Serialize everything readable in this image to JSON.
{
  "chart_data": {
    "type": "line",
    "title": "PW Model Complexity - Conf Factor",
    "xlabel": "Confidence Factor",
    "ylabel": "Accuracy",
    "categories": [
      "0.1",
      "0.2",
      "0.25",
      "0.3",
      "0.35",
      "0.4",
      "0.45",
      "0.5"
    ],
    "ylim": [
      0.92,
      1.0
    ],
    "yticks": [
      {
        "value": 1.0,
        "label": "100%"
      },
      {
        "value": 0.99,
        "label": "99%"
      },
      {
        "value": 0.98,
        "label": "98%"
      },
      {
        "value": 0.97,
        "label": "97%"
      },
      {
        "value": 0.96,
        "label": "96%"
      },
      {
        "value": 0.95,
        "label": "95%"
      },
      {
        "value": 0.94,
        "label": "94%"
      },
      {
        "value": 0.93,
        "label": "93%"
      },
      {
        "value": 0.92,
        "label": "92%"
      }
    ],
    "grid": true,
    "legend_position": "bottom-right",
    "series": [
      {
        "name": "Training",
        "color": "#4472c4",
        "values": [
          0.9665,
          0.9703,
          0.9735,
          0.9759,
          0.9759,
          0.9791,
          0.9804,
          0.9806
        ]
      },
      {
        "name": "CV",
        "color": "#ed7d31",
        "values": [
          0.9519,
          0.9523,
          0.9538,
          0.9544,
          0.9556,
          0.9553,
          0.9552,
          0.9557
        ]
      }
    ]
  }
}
☆ ☆ ☆ ☆ ☆ ☆ ☆
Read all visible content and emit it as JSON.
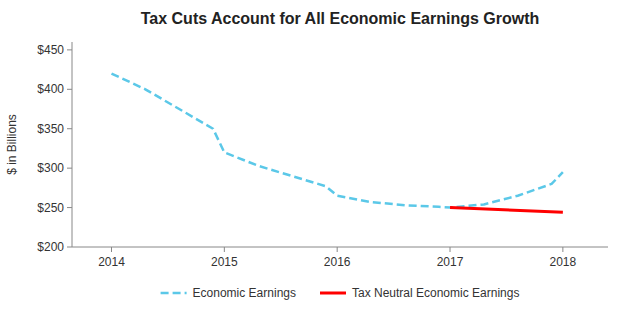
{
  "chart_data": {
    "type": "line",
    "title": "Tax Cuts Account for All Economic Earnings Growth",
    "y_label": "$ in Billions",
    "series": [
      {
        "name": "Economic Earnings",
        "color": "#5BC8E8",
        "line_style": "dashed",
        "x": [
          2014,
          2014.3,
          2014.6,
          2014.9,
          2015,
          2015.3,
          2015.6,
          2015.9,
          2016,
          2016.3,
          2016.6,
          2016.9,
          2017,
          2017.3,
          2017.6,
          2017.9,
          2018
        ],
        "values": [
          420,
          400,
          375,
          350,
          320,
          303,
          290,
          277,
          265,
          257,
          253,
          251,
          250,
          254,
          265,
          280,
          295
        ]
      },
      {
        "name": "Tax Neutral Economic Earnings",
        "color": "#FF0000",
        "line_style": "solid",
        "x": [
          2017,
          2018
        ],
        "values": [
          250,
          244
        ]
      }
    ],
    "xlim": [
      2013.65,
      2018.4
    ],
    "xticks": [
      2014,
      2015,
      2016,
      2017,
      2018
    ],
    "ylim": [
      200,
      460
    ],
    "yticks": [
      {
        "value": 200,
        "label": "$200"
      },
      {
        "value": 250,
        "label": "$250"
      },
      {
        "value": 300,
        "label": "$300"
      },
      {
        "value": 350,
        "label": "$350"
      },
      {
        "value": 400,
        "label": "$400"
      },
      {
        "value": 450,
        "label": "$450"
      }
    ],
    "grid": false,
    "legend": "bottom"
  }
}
☆ ☆ ☆ ☆ ☆ ☆ ☆
Exercise directions ::
Each line with the string "Economic" in it needs to be found and copied.

Result for this exercise ::
    "title": "Tax Cuts Account for All Economic Earnings Growth",
        "name": "Economic Earnings",
        "name": "Tax Neutral Economic Earnings",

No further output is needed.